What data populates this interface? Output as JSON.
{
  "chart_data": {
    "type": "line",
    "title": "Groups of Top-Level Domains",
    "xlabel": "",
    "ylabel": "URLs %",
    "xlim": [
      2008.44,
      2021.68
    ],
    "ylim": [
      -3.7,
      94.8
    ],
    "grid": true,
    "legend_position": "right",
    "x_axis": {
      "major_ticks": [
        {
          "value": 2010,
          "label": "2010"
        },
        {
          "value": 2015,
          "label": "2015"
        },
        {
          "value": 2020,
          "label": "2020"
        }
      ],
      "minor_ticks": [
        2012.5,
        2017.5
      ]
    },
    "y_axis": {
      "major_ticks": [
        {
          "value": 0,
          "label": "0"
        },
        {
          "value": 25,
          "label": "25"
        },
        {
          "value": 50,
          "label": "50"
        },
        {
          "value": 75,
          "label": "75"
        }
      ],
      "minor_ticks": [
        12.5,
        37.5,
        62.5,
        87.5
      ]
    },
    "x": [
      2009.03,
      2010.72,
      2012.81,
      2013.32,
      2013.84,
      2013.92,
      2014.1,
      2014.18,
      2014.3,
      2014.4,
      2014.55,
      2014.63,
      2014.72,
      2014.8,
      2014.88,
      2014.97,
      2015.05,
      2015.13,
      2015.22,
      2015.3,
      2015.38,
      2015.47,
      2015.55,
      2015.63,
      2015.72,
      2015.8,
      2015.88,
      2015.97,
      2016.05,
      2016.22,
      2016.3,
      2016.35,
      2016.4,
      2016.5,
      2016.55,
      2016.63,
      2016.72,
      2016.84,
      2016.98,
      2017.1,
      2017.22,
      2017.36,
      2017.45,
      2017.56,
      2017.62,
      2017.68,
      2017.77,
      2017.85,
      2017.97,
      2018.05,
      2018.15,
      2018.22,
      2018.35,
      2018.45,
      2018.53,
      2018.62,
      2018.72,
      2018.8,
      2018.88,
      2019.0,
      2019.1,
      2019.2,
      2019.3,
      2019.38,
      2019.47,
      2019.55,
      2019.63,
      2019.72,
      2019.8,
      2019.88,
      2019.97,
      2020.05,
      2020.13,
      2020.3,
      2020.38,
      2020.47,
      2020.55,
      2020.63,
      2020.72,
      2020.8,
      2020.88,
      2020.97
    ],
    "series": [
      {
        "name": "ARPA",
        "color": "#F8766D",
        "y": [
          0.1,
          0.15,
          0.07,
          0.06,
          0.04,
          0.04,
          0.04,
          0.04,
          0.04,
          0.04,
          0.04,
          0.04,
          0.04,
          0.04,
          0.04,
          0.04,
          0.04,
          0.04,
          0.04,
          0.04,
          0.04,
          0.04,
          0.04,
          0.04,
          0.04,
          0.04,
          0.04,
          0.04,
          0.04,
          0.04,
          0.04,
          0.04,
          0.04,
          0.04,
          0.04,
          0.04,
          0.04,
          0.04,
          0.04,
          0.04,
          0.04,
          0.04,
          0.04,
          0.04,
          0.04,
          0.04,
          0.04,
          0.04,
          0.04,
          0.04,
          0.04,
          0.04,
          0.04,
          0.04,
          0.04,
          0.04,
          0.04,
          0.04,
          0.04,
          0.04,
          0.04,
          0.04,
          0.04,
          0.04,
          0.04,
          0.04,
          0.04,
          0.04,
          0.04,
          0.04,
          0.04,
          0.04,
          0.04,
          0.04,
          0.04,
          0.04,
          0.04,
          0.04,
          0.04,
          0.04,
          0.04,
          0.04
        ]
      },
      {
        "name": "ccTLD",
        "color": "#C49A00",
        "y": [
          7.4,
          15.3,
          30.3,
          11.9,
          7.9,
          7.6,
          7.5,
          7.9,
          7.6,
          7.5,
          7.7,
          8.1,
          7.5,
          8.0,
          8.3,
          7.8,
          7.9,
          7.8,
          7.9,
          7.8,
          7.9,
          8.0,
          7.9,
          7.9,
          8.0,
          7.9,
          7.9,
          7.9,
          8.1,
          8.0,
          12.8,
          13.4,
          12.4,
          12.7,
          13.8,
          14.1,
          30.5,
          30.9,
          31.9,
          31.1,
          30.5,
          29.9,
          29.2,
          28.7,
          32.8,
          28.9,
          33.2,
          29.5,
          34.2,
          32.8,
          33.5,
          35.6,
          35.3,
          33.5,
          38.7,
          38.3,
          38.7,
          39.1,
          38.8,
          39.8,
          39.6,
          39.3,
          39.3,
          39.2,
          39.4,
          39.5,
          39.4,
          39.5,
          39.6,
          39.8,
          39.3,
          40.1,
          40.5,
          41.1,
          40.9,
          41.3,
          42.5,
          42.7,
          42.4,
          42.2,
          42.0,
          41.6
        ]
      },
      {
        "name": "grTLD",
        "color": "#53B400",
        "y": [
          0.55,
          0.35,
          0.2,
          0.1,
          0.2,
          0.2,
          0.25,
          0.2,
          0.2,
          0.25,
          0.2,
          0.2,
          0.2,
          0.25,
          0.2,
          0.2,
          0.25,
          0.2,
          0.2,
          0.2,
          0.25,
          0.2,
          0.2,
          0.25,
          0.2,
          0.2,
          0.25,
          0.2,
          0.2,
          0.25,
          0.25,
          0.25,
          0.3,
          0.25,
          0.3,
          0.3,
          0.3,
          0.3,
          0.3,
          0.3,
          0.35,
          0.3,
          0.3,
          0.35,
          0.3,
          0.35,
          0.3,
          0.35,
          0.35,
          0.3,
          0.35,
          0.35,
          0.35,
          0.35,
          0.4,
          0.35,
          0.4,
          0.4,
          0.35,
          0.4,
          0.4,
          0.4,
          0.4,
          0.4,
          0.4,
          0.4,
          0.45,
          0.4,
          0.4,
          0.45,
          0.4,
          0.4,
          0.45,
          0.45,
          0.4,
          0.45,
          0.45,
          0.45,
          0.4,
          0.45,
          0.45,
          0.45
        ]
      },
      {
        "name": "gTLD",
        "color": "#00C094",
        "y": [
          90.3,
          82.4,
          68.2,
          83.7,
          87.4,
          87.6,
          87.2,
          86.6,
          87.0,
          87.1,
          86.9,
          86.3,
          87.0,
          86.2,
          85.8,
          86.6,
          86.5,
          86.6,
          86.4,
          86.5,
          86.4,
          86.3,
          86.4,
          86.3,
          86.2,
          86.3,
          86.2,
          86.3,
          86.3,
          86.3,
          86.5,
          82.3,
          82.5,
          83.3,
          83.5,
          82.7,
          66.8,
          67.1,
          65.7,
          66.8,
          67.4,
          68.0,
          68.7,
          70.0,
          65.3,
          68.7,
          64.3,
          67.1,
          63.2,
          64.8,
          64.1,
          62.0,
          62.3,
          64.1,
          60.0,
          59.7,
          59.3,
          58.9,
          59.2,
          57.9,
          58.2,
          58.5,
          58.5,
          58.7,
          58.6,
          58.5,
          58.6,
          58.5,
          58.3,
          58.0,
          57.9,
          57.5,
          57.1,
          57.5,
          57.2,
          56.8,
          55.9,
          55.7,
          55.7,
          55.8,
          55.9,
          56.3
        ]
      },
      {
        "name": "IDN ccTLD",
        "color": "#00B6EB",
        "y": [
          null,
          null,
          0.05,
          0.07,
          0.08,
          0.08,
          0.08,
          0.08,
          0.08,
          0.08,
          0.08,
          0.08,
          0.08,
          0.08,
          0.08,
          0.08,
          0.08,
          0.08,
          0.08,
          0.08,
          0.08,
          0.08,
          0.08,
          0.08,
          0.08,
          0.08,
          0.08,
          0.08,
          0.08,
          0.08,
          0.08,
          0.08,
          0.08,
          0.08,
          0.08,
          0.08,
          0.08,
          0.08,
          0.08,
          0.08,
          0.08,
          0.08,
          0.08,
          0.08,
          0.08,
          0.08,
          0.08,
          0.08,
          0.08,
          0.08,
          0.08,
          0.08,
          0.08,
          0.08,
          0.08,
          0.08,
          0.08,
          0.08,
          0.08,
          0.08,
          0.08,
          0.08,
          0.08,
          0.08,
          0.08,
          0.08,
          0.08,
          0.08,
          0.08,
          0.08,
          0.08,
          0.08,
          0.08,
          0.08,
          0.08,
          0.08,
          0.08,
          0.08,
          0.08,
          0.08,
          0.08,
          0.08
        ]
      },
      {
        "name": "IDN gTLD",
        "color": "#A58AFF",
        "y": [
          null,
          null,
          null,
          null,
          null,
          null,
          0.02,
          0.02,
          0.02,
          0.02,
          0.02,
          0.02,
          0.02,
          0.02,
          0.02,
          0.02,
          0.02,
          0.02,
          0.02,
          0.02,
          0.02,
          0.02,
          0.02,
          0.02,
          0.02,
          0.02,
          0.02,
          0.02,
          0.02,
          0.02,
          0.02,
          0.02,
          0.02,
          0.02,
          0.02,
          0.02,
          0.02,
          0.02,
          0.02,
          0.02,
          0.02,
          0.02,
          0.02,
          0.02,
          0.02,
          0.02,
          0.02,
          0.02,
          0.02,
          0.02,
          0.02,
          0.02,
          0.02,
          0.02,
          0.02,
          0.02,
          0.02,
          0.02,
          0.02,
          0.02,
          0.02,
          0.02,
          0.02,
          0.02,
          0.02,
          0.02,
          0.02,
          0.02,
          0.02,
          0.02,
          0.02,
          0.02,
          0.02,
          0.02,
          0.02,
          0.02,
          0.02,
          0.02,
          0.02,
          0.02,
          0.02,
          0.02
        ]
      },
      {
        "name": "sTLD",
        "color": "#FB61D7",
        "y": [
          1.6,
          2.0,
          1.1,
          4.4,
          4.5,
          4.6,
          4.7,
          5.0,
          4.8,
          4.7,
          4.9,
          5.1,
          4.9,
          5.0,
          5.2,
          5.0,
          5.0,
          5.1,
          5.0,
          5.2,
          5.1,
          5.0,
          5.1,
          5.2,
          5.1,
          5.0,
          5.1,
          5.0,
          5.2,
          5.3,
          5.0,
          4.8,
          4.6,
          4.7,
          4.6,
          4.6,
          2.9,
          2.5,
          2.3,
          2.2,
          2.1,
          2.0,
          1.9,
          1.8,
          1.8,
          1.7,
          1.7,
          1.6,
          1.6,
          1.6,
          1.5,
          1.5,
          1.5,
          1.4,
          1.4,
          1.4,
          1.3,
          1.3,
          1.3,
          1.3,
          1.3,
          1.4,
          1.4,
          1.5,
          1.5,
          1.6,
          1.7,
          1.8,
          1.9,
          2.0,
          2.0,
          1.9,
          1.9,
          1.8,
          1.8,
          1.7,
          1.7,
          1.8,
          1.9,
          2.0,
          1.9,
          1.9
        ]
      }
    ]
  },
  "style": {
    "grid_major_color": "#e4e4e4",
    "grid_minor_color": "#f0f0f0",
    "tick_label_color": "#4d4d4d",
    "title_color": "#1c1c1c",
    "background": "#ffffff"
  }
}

Task: Return a copy of every line that includes the word "name".

Result of this task:
        "name": "ARPA",
        "name": "ccTLD",
        "name": "grTLD",
        "name": "gTLD",
        "name": "IDN ccTLD",
        "name": "IDN gTLD",
        "name": "sTLD",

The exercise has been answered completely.